Drop the pictures from the entries below, then reproduce the rest exactly.

- **Extracted data entries**:
_ _ _ _

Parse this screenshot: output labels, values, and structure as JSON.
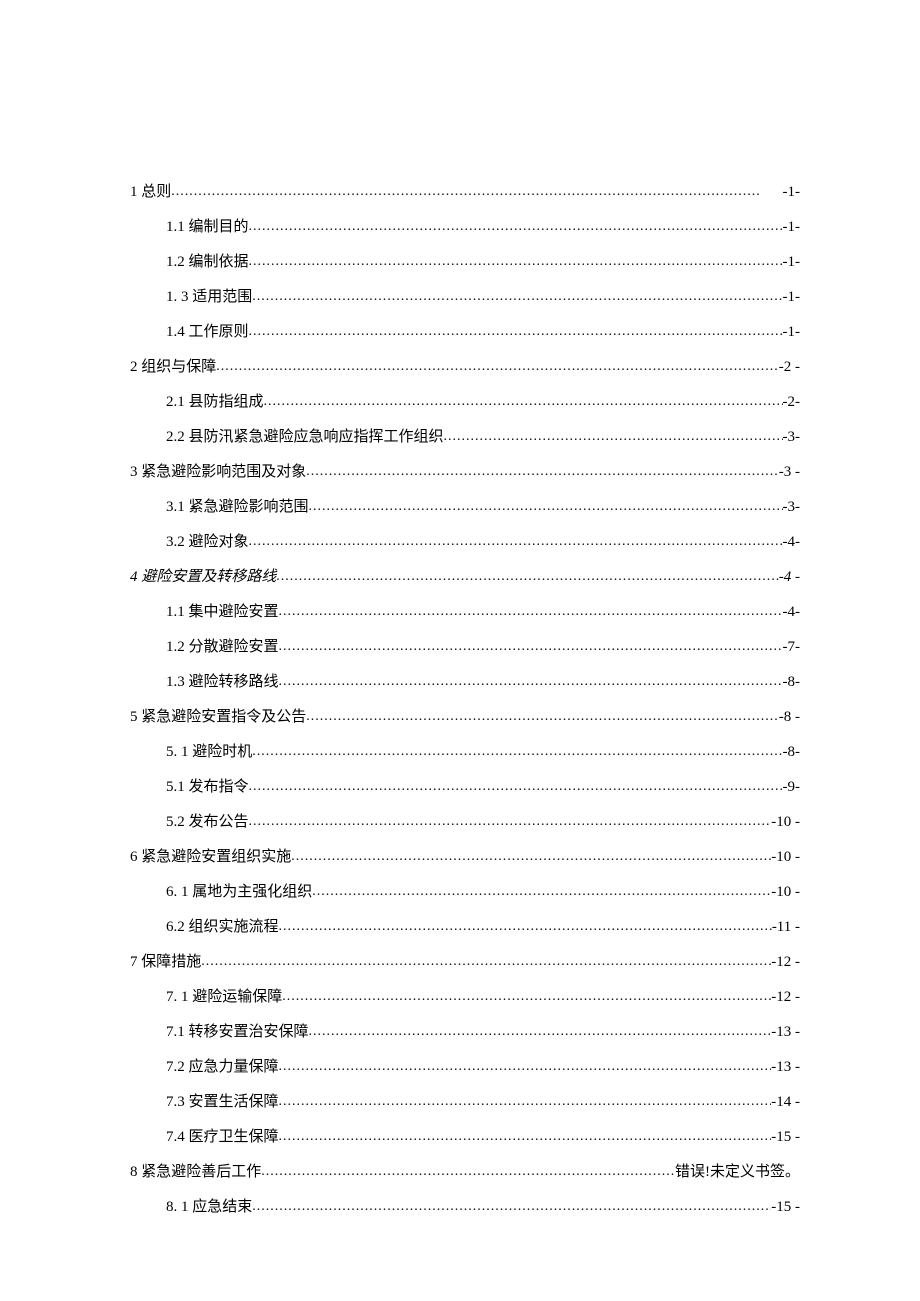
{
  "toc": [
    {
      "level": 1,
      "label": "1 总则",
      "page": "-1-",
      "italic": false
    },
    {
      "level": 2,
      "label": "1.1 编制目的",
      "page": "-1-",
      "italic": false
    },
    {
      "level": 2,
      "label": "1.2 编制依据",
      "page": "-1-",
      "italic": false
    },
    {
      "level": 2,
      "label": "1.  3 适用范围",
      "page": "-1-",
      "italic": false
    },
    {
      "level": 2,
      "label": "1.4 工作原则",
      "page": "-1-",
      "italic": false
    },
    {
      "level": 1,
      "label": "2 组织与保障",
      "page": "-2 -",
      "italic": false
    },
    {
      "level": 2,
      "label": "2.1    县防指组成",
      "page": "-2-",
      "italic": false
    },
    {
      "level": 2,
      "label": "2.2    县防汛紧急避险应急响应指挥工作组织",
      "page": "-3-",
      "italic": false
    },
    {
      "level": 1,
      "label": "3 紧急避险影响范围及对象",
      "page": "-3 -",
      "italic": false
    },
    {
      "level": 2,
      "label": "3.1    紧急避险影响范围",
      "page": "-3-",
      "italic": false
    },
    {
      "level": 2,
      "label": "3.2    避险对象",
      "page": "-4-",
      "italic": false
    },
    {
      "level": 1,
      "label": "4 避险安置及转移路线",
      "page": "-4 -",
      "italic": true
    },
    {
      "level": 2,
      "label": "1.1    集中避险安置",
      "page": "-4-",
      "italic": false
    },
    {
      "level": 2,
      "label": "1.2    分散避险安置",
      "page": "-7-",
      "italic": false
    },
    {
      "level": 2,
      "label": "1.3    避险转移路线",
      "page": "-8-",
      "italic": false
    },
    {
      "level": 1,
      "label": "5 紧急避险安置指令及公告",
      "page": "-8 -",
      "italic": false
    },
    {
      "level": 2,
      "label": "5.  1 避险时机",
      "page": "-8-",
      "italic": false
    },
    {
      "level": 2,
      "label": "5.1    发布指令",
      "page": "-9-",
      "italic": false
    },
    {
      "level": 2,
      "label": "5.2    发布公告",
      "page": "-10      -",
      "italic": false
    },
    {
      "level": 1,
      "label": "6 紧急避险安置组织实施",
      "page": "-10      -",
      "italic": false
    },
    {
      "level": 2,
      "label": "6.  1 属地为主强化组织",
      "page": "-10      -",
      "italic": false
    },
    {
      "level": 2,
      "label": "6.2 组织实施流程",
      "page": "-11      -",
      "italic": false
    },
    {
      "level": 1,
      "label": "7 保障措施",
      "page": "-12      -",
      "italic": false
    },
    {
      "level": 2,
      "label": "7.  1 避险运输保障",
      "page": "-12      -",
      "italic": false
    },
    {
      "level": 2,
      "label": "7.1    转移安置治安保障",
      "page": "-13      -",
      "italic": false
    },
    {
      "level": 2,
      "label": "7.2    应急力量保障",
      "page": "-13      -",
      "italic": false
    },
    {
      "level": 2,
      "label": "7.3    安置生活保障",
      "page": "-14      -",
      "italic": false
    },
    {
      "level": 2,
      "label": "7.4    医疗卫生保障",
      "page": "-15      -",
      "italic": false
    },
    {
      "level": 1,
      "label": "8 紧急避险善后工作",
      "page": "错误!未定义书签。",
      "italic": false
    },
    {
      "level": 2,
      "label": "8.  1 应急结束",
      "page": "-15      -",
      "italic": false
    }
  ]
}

_ _ _ _

- **Response**:
Parse this screenshot: output labels, values, and structure as JSON.
{
  "toc": [
    {
      "level": 1,
      "label": "1 总则",
      "page": "-1-",
      "italic": false
    },
    {
      "level": 2,
      "label": "1.1 编制目的",
      "page": "-1-",
      "italic": false
    },
    {
      "level": 2,
      "label": "1.2 编制依据",
      "page": "-1-",
      "italic": false
    },
    {
      "level": 2,
      "label": "1.  3 适用范围",
      "page": "-1-",
      "italic": false
    },
    {
      "level": 2,
      "label": "1.4 工作原则",
      "page": "-1-",
      "italic": false
    },
    {
      "level": 1,
      "label": "2 组织与保障",
      "page": "-2 -",
      "italic": false
    },
    {
      "level": 2,
      "label": "2.1    县防指组成",
      "page": "-2-",
      "italic": false
    },
    {
      "level": 2,
      "label": "2.2    县防汛紧急避险应急响应指挥工作组织",
      "page": "-3-",
      "italic": false
    },
    {
      "level": 1,
      "label": "3 紧急避险影响范围及对象",
      "page": "-3 -",
      "italic": false
    },
    {
      "level": 2,
      "label": "3.1    紧急避险影响范围",
      "page": "-3-",
      "italic": false
    },
    {
      "level": 2,
      "label": "3.2    避险对象",
      "page": "-4-",
      "italic": false
    },
    {
      "level": 1,
      "label": "4 避险安置及转移路线",
      "page": "-4 -",
      "italic": true
    },
    {
      "level": 2,
      "label": "1.1    集中避险安置",
      "page": "-4-",
      "italic": false
    },
    {
      "level": 2,
      "label": "1.2    分散避险安置",
      "page": "-7-",
      "italic": false
    },
    {
      "level": 2,
      "label": "1.3    避险转移路线",
      "page": "-8-",
      "italic": false
    },
    {
      "level": 1,
      "label": "5 紧急避险安置指令及公告",
      "page": "-8 -",
      "italic": false
    },
    {
      "level": 2,
      "label": "5.  1 避险时机",
      "page": "-8-",
      "italic": false
    },
    {
      "level": 2,
      "label": "5.1    发布指令",
      "page": "-9-",
      "italic": false
    },
    {
      "level": 2,
      "label": "5.2    发布公告",
      "page": "-10      -",
      "italic": false
    },
    {
      "level": 1,
      "label": "6 紧急避险安置组织实施",
      "page": "-10      -",
      "italic": false
    },
    {
      "level": 2,
      "label": "6.  1 属地为主强化组织",
      "page": "-10      -",
      "italic": false
    },
    {
      "level": 2,
      "label": "6.2 组织实施流程",
      "page": "-11      -",
      "italic": false
    },
    {
      "level": 1,
      "label": "7 保障措施",
      "page": "-12      -",
      "italic": false
    },
    {
      "level": 2,
      "label": "7.  1 避险运输保障",
      "page": "-12      -",
      "italic": false
    },
    {
      "level": 2,
      "label": "7.1    转移安置治安保障",
      "page": "-13      -",
      "italic": false
    },
    {
      "level": 2,
      "label": "7.2    应急力量保障",
      "page": "-13      -",
      "italic": false
    },
    {
      "level": 2,
      "label": "7.3    安置生活保障",
      "page": "-14      -",
      "italic": false
    },
    {
      "level": 2,
      "label": "7.4    医疗卫生保障",
      "page": "-15      -",
      "italic": false
    },
    {
      "level": 1,
      "label": "8 紧急避险善后工作",
      "page": "错误!未定义书签。",
      "italic": false
    },
    {
      "level": 2,
      "label": "8.  1 应急结束",
      "page": "-15      -",
      "italic": false
    }
  ]
}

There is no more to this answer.